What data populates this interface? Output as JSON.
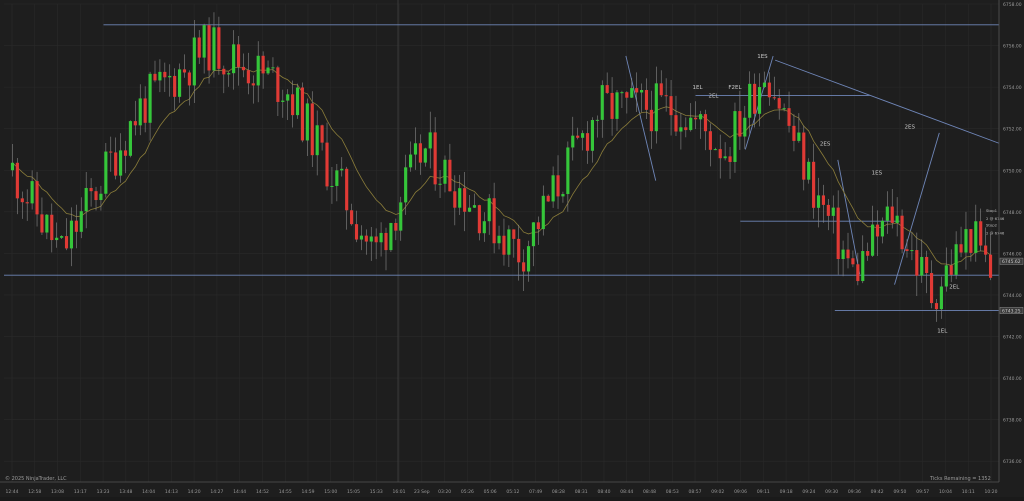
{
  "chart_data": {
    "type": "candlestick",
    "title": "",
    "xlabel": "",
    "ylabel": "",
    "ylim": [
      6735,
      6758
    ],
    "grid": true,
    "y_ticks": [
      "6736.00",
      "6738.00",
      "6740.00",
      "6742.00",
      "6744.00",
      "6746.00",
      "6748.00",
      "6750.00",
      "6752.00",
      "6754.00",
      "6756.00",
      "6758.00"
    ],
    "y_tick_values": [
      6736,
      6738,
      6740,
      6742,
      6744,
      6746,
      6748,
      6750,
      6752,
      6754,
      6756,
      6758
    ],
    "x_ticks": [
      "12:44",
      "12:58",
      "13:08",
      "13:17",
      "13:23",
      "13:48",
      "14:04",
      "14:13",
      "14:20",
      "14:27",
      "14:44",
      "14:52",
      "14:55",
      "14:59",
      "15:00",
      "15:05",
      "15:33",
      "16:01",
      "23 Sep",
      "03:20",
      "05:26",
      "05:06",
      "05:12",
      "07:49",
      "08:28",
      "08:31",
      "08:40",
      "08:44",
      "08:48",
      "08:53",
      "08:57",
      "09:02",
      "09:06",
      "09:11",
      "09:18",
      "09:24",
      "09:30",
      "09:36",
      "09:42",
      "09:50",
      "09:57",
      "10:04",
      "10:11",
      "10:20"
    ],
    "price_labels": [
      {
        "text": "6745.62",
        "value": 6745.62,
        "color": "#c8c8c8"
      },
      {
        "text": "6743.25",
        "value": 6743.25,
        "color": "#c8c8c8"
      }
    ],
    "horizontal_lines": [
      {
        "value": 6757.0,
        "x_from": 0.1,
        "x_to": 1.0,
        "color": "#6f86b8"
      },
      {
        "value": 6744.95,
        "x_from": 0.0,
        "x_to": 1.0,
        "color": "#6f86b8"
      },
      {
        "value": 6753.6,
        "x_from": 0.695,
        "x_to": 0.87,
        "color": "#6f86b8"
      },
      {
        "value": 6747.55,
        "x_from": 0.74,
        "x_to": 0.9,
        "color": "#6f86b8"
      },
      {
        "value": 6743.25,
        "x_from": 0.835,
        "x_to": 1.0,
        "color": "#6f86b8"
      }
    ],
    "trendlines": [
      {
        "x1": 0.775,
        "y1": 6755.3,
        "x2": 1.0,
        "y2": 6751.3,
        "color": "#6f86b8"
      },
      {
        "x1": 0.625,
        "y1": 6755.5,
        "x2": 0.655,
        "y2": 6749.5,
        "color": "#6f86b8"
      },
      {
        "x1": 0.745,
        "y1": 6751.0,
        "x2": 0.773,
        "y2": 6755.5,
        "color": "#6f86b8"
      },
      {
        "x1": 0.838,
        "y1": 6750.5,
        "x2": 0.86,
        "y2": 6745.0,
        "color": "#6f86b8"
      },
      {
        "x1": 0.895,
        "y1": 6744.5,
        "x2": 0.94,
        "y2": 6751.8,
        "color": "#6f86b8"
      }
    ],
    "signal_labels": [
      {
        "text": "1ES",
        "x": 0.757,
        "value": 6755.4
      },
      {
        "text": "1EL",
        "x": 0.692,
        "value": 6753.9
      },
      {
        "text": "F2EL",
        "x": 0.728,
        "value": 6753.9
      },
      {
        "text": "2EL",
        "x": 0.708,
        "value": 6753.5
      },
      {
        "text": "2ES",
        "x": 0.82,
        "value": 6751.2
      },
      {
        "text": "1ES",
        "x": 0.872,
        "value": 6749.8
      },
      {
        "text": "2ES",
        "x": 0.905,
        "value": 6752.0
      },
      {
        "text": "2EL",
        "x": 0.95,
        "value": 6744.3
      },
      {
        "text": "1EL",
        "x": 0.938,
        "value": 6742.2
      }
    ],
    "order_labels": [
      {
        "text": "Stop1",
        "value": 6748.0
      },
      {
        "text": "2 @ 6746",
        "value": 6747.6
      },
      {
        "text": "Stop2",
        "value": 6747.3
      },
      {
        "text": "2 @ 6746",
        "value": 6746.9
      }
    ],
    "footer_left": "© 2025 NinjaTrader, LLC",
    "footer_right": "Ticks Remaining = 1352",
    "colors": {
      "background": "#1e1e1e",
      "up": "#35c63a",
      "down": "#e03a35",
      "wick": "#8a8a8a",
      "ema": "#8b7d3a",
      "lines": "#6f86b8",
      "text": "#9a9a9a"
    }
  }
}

━━━━━━━━━━

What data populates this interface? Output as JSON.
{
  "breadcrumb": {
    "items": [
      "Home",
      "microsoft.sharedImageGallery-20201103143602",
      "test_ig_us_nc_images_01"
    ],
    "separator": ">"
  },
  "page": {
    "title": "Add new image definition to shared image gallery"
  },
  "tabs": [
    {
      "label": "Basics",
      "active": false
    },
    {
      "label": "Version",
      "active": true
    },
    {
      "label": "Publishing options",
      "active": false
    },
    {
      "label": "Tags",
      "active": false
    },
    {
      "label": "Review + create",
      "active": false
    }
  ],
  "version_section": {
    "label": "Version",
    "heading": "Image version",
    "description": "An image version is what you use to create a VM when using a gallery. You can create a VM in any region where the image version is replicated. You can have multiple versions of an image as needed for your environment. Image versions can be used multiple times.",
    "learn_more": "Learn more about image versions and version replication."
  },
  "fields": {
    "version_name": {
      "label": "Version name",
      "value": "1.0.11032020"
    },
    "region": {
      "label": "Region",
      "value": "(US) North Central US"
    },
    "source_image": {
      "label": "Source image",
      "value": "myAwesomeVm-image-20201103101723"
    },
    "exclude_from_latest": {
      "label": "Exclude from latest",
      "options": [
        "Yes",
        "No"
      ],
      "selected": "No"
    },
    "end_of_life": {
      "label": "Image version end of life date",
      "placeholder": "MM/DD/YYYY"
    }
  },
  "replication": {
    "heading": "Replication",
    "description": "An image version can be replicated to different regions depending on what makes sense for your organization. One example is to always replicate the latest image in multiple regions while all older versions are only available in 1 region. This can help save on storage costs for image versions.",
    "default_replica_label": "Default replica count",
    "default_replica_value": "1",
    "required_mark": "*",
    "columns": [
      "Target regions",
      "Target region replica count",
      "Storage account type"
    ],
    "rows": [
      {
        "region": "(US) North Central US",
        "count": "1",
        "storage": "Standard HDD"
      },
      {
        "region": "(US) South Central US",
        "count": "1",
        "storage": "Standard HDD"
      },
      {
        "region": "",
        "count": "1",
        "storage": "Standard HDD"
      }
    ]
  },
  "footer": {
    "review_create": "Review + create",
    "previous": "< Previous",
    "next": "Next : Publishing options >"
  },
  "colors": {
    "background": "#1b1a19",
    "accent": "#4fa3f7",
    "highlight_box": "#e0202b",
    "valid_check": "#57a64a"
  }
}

━━━━━━━━━━

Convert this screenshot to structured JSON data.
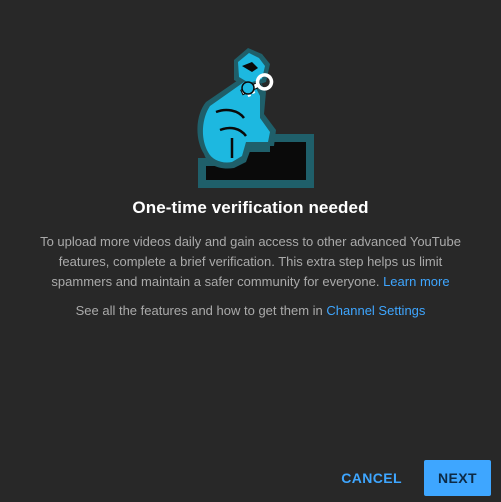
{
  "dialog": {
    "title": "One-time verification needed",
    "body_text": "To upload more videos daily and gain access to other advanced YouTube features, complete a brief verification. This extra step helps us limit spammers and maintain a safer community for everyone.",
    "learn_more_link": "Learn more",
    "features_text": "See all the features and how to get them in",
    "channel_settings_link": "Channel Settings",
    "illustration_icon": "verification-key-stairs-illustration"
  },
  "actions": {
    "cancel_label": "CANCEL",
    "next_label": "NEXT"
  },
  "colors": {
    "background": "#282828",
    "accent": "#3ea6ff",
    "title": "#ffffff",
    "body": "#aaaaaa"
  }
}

━━━━━━━━━━

### Task to complete
For this exercise, gather every line of the data that contains the word "type".

### Exercise response
    "type": "candlestick",
      "Storage account type"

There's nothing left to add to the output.